EXERCISE MATERIALS:
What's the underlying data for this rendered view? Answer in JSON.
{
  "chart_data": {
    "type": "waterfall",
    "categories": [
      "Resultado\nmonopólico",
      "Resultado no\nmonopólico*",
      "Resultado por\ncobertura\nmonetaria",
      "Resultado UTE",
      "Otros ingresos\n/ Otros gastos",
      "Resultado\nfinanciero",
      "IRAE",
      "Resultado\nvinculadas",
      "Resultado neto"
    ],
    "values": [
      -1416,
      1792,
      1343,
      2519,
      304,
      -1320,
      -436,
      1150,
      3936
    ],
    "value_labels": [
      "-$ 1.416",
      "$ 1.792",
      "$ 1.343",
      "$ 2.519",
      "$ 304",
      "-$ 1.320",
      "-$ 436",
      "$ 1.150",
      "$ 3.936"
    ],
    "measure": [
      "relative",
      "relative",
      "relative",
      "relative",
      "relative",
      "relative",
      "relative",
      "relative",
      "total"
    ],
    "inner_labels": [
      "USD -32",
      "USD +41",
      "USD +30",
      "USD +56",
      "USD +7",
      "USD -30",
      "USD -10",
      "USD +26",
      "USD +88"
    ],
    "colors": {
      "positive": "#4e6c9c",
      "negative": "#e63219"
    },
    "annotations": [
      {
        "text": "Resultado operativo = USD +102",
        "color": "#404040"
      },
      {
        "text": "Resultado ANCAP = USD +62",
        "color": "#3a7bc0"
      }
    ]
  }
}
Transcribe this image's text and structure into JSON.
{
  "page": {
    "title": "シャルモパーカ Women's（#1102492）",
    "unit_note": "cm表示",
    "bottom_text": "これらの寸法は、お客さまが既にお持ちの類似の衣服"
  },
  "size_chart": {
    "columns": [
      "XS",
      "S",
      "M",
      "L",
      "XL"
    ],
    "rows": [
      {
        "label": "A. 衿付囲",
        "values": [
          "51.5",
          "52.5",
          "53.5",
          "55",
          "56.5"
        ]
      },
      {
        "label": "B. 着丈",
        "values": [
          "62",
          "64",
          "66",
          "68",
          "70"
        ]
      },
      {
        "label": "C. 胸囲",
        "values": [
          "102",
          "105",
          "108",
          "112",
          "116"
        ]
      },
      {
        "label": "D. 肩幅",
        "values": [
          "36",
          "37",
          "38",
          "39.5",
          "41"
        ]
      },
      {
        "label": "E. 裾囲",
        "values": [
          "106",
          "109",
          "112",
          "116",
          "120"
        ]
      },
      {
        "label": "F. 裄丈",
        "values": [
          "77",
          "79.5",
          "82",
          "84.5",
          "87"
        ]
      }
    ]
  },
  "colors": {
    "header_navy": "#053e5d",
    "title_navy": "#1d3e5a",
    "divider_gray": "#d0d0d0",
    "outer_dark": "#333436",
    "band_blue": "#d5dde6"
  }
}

THE TASK:
Repeat each entry word for word.

TASK ANSWER:
What's the underlying data for this rendered view? Answer in JSON.
{
  "chart_data": {
    "type": "waterfall",
    "categories": [
      "Resultado\nmonopólico",
      "Resultado no\nmonopólico*",
      "Resultado por\ncobertura\nmonetaria",
      "Resultado UTE",
      "Otros ingresos\n/ Otros gastos",
      "Resultado\nfinanciero",
      "IRAE",
      "Resultado\nvinculadas",
      "Resultado neto"
    ],
    "values": [
      -1416,
      1792,
      1343,
      2519,
      304,
      -1320,
      -436,
      1150,
      3936
    ],
    "value_labels": [
      "-$ 1.416",
      "$ 1.792",
      "$ 1.343",
      "$ 2.519",
      "$ 304",
      "-$ 1.320",
      "-$ 436",
      "$ 1.150",
      "$ 3.936"
    ],
    "measure": [
      "relative",
      "relative",
      "relative",
      "relative",
      "relative",
      "relative",
      "relative",
      "relative",
      "total"
    ],
    "inner_labels": [
      "USD -32",
      "USD +41",
      "USD +30",
      "USD +56",
      "USD +7",
      "USD -30",
      "USD -10",
      "USD +26",
      "USD +88"
    ],
    "colors": {
      "positive": "#4e6c9c",
      "negative": "#e63219"
    },
    "annotations": [
      {
        "text": "Resultado operativo = USD +102",
        "color": "#404040"
      },
      {
        "text": "Resultado ANCAP = USD +62",
        "color": "#3a7bc0"
      }
    ]
  }
}
Transcribe this image's text and structure into JSON.
{
  "page": {
    "title": "シャルモパーカ Women's（#1102492）",
    "unit_note": "cm表示",
    "bottom_text": "これらの寸法は、お客さまが既にお持ちの類似の衣服"
  },
  "size_chart": {
    "columns": [
      "XS",
      "S",
      "M",
      "L",
      "XL"
    ],
    "rows": [
      {
        "label": "A. 衿付囲",
        "values": [
          "51.5",
          "52.5",
          "53.5",
          "55",
          "56.5"
        ]
      },
      {
        "label": "B. 着丈",
        "values": [
          "62",
          "64",
          "66",
          "68",
          "70"
        ]
      },
      {
        "label": "C. 胸囲",
        "values": [
          "102",
          "105",
          "108",
          "112",
          "116"
        ]
      },
      {
        "label": "D. 肩幅",
        "values": [
          "36",
          "37",
          "38",
          "39.5",
          "41"
        ]
      },
      {
        "label": "E. 裾囲",
        "values": [
          "106",
          "109",
          "112",
          "116",
          "120"
        ]
      },
      {
        "label": "F. 裄丈",
        "values": [
          "77",
          "79.5",
          "82",
          "84.5",
          "87"
        ]
      }
    ]
  },
  "colors": {
    "header_navy": "#053e5d",
    "title_navy": "#1d3e5a",
    "divider_gray": "#d0d0d0",
    "outer_dark": "#333436",
    "band_blue": "#d5dde6"
  }
}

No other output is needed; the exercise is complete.